**Short problem**. Using the data below, gather each line that includes the word "取引先担当者".

(Saved entries)
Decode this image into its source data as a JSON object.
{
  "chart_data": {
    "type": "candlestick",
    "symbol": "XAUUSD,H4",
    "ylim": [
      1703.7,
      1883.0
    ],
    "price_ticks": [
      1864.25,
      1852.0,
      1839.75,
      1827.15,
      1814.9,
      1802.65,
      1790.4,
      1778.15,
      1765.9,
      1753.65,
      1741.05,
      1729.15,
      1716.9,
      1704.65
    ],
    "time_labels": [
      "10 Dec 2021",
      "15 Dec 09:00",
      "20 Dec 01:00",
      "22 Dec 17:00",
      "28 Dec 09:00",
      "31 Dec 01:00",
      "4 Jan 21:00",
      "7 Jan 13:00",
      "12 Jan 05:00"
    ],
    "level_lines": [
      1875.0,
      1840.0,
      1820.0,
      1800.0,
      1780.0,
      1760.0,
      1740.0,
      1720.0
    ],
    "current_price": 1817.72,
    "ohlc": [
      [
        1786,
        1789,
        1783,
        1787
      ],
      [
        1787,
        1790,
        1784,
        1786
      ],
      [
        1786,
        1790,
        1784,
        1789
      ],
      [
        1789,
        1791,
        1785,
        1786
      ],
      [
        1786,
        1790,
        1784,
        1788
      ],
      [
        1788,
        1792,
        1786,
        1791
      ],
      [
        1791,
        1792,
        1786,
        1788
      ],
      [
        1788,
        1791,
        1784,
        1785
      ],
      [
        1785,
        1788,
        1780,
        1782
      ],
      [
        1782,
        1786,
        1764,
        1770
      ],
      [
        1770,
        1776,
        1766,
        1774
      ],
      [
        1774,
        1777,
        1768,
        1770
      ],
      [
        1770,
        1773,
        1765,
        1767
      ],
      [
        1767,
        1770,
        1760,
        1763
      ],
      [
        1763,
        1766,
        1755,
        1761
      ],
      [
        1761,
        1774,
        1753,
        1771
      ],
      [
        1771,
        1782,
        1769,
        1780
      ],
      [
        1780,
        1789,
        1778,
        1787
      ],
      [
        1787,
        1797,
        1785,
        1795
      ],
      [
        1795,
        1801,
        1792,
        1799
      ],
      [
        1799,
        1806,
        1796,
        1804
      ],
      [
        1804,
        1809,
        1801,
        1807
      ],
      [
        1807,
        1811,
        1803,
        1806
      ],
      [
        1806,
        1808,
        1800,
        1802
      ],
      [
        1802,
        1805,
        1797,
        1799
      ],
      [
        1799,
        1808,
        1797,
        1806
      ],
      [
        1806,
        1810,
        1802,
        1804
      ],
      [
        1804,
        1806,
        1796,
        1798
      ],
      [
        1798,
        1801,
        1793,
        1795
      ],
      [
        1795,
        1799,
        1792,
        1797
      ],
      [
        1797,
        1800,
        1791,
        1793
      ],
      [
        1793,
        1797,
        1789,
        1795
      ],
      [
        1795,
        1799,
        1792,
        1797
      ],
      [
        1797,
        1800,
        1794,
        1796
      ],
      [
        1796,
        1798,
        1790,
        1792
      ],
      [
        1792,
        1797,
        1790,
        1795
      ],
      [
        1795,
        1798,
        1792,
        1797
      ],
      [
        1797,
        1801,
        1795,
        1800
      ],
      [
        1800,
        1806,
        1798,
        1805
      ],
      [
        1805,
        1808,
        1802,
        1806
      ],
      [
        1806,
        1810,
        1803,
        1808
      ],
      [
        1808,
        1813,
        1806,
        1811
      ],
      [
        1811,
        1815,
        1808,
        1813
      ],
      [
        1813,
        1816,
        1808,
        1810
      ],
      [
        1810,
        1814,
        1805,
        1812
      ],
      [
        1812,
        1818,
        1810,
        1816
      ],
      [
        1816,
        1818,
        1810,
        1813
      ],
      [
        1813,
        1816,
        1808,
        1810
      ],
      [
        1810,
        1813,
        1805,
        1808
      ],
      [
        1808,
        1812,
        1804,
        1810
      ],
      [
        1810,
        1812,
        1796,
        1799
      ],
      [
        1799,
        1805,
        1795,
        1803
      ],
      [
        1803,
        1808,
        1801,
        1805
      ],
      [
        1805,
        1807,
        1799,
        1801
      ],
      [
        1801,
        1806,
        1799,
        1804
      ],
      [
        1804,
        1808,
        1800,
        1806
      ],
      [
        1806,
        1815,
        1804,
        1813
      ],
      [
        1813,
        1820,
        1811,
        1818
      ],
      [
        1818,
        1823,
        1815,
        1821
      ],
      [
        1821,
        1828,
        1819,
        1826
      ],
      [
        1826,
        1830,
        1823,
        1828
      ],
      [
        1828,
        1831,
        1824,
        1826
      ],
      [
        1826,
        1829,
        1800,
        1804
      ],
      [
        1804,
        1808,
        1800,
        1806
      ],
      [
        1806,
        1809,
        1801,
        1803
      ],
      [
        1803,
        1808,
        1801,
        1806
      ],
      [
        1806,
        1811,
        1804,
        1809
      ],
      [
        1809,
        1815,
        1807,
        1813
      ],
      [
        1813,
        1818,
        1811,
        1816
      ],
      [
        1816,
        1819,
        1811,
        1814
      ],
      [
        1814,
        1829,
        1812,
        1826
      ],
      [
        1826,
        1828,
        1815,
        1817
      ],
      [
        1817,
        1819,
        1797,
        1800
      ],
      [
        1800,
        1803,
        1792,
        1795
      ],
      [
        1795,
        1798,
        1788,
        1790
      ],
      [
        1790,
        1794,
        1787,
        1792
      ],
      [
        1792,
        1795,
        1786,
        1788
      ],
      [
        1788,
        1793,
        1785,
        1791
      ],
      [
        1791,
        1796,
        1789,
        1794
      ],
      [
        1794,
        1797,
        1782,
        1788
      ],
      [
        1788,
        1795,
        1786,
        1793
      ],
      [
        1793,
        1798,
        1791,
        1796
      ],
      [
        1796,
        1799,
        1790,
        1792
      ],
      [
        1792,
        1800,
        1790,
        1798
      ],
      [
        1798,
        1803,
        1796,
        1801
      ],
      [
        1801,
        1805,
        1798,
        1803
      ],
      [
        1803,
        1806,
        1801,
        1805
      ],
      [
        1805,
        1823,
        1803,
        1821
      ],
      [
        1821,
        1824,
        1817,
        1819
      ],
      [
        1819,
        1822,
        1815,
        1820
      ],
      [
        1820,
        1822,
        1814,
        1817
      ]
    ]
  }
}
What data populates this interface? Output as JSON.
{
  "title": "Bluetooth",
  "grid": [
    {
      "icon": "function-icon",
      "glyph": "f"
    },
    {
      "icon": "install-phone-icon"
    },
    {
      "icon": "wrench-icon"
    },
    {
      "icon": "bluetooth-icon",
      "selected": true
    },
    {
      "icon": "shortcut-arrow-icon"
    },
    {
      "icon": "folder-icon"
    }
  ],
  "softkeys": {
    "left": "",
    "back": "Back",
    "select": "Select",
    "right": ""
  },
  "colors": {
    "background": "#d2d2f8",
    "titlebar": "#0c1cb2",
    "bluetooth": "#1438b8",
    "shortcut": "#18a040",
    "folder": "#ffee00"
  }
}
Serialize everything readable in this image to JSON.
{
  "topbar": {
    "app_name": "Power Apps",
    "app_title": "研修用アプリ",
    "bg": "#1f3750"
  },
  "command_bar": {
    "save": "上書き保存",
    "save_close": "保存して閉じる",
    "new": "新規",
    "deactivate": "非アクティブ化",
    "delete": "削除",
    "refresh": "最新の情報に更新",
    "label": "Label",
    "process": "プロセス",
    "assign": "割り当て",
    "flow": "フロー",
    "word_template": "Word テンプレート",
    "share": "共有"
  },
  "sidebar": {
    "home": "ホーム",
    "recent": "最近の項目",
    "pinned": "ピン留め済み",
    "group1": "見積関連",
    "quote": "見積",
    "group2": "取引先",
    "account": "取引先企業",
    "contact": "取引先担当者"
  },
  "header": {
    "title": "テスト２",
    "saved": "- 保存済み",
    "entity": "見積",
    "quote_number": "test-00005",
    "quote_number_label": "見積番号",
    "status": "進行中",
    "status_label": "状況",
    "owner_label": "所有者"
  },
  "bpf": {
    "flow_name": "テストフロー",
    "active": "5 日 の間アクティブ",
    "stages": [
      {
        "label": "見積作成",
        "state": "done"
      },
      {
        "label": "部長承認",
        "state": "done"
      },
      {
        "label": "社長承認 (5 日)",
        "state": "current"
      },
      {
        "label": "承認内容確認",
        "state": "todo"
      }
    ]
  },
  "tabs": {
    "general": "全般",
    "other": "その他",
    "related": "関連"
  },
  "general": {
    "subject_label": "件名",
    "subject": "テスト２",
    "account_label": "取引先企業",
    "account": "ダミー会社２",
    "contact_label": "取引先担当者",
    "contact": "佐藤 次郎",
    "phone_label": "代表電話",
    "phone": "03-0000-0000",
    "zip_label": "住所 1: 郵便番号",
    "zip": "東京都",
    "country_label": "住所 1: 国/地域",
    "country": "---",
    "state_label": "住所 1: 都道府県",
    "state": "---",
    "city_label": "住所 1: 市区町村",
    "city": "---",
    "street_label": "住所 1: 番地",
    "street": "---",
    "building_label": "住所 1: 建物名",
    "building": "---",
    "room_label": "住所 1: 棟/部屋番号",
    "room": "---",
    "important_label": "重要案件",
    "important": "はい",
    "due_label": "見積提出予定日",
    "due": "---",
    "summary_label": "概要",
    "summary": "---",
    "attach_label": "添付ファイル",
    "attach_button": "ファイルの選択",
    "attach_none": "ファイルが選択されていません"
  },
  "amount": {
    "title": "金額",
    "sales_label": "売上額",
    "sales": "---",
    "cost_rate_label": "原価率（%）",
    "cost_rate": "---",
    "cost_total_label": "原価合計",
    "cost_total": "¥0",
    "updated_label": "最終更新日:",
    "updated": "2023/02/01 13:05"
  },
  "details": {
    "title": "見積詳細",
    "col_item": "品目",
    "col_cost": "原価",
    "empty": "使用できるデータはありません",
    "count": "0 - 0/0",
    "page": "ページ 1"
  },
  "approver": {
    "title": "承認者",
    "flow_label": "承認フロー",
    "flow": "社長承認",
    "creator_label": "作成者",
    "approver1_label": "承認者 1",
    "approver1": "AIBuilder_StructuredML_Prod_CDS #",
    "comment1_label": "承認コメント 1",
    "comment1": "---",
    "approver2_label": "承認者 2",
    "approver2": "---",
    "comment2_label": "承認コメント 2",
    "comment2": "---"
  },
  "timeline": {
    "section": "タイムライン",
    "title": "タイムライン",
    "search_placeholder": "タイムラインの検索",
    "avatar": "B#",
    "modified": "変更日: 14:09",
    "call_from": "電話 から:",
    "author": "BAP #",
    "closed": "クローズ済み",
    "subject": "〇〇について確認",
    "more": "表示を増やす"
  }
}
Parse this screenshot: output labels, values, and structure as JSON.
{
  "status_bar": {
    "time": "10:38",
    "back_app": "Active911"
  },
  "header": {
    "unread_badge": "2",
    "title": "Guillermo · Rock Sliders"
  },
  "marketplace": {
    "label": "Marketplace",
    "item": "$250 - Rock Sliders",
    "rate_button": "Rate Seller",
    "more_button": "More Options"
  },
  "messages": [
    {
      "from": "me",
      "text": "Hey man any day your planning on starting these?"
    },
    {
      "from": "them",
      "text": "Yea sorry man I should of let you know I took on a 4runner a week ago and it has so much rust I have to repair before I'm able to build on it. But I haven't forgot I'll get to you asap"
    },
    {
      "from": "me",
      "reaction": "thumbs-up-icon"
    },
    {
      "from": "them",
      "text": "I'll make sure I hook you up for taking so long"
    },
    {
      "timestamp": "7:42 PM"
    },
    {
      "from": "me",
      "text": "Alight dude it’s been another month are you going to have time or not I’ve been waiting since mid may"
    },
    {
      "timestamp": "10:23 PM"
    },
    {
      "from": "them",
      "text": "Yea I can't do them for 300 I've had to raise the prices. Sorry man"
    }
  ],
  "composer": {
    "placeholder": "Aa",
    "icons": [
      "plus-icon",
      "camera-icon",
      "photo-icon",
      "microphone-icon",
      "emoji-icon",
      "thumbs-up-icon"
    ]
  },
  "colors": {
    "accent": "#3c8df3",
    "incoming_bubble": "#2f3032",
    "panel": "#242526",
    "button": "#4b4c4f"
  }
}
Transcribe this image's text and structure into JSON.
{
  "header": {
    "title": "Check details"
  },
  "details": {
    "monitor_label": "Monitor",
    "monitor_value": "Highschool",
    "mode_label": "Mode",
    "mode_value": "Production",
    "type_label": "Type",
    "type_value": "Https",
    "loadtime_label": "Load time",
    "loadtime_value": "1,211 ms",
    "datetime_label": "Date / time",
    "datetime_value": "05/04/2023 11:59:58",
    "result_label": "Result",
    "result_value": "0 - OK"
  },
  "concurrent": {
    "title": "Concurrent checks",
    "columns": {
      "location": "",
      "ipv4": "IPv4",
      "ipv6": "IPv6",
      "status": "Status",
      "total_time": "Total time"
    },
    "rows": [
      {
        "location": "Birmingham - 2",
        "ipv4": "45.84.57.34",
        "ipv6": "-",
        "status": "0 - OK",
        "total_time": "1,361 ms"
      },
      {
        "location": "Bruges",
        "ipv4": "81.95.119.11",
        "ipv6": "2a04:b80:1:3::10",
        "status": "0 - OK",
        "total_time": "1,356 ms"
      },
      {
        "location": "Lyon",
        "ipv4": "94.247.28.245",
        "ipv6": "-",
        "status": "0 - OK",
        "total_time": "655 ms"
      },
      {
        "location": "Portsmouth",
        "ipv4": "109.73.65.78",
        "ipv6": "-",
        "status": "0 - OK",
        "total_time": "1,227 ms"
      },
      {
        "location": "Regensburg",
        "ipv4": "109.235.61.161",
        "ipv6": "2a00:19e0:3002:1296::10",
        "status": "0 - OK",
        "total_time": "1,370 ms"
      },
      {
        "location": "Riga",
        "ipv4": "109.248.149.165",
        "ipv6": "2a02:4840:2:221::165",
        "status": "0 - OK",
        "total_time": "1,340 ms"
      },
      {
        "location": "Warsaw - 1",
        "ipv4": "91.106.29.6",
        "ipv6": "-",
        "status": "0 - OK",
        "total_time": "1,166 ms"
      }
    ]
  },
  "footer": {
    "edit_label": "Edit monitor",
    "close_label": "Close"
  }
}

**Exercise answer**.
    "contact": "取引先担当者"
    "contact_label": "取引先担当者",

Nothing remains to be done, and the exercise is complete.